╭─ BRANO DI TESTO

Roberto Succo
Il film racconta una storia vera: quella di Roberto Succo, un italiano che nel 1981, dopo aver trucidato i suoi genitori, viene rinchiuso in un manicomio criminale dal quale fuggirà dopo cinque anni di detenzione.
Il film, dopo un prologo in cui assistiamo alle macabre immagini dei corpi straziati dei genitori, inizia descrivendo l'incontro tra Roberto Succo e Lea, avvenuto nel Sud della Francia. È qui che Roberto si è rifugiato assumendo una nuova identità e vivendo di espedienti e piccoli furti. Lea, probabilmente, è l'unico essere umano che Roberto abbia amato o, per lo meno, l'unico essere umano nei confronti del quale abbia provato un sentimento simile all'amore. È l'unica persona che riesce a sfuggire alla scia di sangue che la contorta e violenta personalità di Succo lascia dietro di sé.
Il regista Cédric Kahn ("La noia"), realizza questo film traendolo da un romanzo dello scrittore francese Pascal Froment. Racconta, nella maniera più fedele possibile, la storia degli omicidi e delle violenze compiute da Succo nei due anni compresi tra la sua fuga e la sua tragica fine in un carcere italiano. Si intuisce lo sforzo del regista nell'attenersi rigorosamente alla cronaca per non cadere nell'errore (e nella tentazione...) di fare di Succo una sorta di eroe romantico in fuga, braccato dalle polizie di mezza Europa. Lo si percepisce nello sguardo pietoso delle vittime, negli sforzi volitivi degli inquirenti alle prese con un criminale che semina omicidi su un percorso di morte che va dalla Provenza alla Savoia, dalla Svizzera al settentrione d'Italia.

╰─
╭─ VOCI FORNITE

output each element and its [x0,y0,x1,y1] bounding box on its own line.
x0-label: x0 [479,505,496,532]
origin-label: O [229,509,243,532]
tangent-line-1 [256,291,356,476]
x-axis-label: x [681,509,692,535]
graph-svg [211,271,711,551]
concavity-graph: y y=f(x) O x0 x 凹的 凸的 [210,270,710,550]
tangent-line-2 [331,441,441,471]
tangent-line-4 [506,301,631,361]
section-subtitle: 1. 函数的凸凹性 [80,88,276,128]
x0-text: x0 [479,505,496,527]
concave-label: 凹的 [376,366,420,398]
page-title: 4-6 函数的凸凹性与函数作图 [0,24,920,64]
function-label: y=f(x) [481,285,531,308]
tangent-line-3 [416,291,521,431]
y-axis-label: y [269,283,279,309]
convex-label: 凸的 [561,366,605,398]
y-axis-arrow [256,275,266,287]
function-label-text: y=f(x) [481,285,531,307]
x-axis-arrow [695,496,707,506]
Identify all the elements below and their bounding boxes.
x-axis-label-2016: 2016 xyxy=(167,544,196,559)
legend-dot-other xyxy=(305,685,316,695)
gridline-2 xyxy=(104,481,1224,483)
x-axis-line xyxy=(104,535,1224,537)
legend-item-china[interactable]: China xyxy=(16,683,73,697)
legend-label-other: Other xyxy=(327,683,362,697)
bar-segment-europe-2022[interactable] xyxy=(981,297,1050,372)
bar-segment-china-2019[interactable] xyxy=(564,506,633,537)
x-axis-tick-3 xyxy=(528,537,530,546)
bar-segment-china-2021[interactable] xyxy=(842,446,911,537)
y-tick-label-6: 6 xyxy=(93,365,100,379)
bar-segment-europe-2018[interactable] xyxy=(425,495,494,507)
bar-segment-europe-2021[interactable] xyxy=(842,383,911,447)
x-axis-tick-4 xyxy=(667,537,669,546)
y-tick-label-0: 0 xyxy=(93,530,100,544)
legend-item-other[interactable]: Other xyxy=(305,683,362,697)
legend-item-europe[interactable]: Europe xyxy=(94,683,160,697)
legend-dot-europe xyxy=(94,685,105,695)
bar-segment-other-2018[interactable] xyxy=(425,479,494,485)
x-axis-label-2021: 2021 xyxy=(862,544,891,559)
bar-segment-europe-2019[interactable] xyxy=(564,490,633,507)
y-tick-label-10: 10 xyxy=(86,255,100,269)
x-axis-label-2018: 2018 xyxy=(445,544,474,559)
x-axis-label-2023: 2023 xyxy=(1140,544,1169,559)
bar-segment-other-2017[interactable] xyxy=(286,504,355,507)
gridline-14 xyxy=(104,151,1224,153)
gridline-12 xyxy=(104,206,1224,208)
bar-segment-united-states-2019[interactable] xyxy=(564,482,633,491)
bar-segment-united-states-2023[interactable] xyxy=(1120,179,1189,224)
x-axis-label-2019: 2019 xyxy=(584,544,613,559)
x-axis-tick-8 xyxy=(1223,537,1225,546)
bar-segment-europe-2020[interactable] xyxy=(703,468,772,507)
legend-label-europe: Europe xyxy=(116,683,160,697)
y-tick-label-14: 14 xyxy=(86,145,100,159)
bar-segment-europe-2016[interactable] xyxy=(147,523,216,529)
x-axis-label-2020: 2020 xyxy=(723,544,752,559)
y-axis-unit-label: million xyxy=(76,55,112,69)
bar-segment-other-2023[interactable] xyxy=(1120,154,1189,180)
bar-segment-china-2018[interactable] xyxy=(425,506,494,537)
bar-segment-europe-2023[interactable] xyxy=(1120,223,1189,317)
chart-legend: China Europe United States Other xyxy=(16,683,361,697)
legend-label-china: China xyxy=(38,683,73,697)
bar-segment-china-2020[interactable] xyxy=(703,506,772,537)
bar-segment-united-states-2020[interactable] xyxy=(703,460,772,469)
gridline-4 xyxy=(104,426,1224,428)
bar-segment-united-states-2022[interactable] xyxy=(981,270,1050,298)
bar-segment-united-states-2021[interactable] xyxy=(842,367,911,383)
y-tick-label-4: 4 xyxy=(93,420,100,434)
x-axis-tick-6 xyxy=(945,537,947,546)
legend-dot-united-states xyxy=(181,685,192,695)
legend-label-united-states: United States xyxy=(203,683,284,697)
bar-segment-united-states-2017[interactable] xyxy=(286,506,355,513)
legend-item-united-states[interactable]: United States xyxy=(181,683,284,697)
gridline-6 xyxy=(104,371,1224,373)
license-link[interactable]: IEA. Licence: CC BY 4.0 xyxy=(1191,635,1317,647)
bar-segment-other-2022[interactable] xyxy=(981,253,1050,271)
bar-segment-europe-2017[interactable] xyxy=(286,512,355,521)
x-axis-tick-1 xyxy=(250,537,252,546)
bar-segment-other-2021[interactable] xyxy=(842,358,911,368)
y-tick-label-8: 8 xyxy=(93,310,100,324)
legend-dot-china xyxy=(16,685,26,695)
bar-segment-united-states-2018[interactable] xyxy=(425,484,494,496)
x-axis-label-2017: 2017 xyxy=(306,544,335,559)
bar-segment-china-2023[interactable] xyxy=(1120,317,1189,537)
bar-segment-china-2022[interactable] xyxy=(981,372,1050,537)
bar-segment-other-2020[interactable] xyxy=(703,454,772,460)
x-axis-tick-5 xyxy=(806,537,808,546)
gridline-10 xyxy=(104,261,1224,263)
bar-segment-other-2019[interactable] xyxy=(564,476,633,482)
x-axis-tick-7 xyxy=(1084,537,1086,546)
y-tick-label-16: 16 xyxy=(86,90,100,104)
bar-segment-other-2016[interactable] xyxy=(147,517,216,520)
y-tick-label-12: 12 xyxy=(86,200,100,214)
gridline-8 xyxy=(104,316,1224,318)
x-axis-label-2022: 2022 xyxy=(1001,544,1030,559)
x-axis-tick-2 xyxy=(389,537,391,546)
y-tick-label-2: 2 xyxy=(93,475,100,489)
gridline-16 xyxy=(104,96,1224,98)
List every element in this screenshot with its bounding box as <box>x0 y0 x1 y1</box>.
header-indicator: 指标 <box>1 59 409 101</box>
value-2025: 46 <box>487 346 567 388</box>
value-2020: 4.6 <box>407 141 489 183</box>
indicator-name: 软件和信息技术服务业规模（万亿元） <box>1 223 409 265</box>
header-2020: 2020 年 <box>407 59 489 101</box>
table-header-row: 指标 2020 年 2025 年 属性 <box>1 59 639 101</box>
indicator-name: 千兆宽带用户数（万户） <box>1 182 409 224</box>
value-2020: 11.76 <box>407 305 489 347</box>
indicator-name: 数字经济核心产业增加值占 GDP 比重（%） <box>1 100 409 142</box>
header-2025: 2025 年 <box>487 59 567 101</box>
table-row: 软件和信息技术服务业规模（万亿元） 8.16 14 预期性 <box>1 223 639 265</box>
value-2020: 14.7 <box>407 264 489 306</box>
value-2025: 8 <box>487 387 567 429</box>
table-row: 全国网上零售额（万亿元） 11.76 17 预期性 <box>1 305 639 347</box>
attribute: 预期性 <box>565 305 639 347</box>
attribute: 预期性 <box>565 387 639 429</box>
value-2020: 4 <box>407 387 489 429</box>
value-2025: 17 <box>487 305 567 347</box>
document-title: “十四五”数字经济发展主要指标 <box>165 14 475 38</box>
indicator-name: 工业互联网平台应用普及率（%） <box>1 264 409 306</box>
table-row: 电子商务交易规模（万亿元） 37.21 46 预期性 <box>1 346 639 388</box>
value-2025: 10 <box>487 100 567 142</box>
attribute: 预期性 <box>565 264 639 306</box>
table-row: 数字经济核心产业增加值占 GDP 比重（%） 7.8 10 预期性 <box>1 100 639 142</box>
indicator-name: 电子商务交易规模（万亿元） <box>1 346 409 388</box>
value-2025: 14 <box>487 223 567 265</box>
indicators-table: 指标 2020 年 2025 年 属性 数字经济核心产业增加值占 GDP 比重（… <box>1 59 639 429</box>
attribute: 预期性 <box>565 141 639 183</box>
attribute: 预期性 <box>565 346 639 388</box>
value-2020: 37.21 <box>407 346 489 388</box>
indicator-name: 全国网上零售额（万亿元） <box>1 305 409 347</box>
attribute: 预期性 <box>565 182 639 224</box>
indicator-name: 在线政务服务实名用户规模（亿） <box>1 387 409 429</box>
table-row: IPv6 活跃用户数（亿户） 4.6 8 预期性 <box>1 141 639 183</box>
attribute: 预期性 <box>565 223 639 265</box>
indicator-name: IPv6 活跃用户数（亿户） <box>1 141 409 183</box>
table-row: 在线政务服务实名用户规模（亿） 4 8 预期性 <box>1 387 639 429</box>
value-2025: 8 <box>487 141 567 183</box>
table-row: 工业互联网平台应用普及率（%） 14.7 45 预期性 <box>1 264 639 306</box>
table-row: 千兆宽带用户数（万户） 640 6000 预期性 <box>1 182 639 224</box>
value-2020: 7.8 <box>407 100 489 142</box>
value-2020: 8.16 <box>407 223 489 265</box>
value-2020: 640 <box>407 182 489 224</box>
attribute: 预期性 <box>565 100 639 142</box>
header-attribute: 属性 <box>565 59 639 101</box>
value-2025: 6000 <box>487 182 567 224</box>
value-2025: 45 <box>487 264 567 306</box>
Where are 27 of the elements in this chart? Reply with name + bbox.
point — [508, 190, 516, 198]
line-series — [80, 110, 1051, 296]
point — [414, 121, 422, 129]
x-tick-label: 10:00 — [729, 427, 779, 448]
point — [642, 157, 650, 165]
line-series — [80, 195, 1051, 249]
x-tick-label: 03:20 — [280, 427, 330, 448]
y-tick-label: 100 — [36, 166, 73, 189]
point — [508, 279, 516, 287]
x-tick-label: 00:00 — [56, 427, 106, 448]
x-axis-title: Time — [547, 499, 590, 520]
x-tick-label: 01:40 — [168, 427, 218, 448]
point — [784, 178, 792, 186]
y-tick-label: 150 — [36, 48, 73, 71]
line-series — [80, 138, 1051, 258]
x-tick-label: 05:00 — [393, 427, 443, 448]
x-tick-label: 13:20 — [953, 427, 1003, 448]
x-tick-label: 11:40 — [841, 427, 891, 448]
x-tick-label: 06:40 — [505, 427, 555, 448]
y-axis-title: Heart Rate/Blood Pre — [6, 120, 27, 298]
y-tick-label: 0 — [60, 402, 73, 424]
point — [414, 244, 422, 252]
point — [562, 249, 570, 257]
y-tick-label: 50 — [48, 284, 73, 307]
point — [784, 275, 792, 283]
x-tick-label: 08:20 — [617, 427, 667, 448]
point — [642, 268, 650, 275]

╰─

=== SCOPO DEL COMPITO ===
Riprendi il testo sul film dedicato a Roberto Succo e proseguilo a partire dalla sua ultima frase.

=== RISULTATO DEL COMPITO ===
Ma chi è Roberto Succo in realtà? Non è un criminale abituale, anzi, possiede una sua morale nebulosa e tortuosa dalla quale è capace addirittura di astrarre regole di comportamento. Non è un terrorista, pur esprimendo elementari e magmatiche idee politiche. Non è un pervertito, è pervaso da una sessualità incompiuta, infantilmente confusa. Certamente Succo era un malato. Lo rivelano gli occhi infossati e allucinati dell'attore che lo interpreta, Stefano Cassetti (attore non professionista, incontrato quasi casualmente dal regista in un bistrot di Parigi). La malattia di Succo si percepisce nei contraddittori dialoghi con Lea (l'attrice francese Isilde Le Besco, "Sade"), dallo schizofrenico rapportarsi con le sue vittime, un misto di violenza e tenerezza, repulsione e attrazione. La si comprende nei continui cambi di identità, nell'ossessiva rappresentazione fotografica del proprio viso. In questo, il film colpisce nel segno, rendendo con precisione e accuratezza il profilo di una persona gravemente malata e descrivendo le sue insensate imprese criminose. Azioni senza senso e quindi, come tali, terribilmente pericolose. L'opera, invece, mostra i suoi lati deboli nel ritmo, eccessivamente lento e in una narrazione priva di sussulti ed incapace di trasmettere emozioni. Una piano e rilassante modo di riprendere che stride con i contenuti forti e truculenti della storia che si sta raccontando. Una scelta stilistica non del tutto condivisibile.